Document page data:
▬▬▬▬▬▬▬▬▬▬

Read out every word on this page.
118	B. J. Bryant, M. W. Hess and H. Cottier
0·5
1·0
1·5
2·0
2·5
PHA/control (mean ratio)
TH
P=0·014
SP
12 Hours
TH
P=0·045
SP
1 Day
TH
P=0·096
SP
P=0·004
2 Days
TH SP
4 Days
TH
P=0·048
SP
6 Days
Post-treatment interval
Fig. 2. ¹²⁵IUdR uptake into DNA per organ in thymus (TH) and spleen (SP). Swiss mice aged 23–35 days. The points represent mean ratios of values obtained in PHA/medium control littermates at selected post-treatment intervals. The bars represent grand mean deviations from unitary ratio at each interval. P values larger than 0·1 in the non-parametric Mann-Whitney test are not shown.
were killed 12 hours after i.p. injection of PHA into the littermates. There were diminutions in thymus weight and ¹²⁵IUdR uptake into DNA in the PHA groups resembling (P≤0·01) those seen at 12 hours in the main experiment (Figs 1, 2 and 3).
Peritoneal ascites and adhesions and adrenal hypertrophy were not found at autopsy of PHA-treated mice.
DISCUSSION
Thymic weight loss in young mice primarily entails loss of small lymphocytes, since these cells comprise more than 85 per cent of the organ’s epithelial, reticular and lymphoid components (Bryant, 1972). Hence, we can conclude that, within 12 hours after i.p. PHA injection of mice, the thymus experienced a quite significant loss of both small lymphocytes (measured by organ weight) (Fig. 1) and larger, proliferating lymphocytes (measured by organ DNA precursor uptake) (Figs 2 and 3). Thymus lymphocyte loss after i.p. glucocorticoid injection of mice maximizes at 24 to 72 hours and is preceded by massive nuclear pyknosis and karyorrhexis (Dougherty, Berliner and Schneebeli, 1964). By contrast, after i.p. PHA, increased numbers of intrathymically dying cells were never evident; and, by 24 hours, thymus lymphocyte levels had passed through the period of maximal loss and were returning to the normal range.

▬▬▬▬▬▬▬▬▬▬

Action item: Keep every word intact and transcribe the records in full.

Worked solution:
Read out every word on this page.
118	B. J. Bryant, M. W. Hess and H. Cottier
0·5
1·0
1·5
2·0
2·5
PHA/control (mean ratio)
TH
P=0·014
SP
12 Hours
TH
P=0·045
SP
1 Day
TH
P=0·096
SP
P=0·004
2 Days
TH SP
4 Days
TH
P=0·048
SP
6 Days
Post-treatment interval
Fig. 2. ¹²⁵IUdR uptake into DNA per organ in thymus (TH) and spleen (SP). Swiss mice aged 23–35 days. The points represent mean ratios of values obtained in PHA/medium control littermates at selected post-treatment intervals. The bars represent grand mean deviations from unitary ratio at each interval. P values larger than 0·1 in the non-parametric Mann-Whitney test are not shown.
were killed 12 hours after i.p. injection of PHA into the littermates. There were diminutions in thymus weight and ¹²⁵IUdR uptake into DNA in the PHA groups resembling (P≤0·01) those seen at 12 hours in the main experiment (Figs 1, 2 and 3).
Peritoneal ascites and adhesions and adrenal hypertrophy were not found at autopsy of PHA-treated mice.
DISCUSSION
Thymic weight loss in young mice primarily entails loss of small lymphocytes, since these cells comprise more than 85 per cent of the organ’s epithelial, reticular and lymphoid components (Bryant, 1972). Hence, we can conclude that, within 12 hours after i.p. PHA injection of mice, the thymus experienced a quite significant loss of both small lymphocytes (measured by organ weight) (Fig. 1) and larger, proliferating lymphocytes (measured by organ DNA precursor uptake) (Figs 2 and 3). Thymus lymphocyte loss after i.p. glucocorticoid injection of mice maximizes at 24 to 72 hours and is preceded by massive nuclear pyknosis and karyorrhexis (Dougherty, Berliner and Schneebeli, 1964). By contrast, after i.p. PHA, increased numbers of intrathymically dying cells were never evident; and, by 24 hours, thymus lymphocyte levels had passed through the period of maximal loss and were returning to the normal range.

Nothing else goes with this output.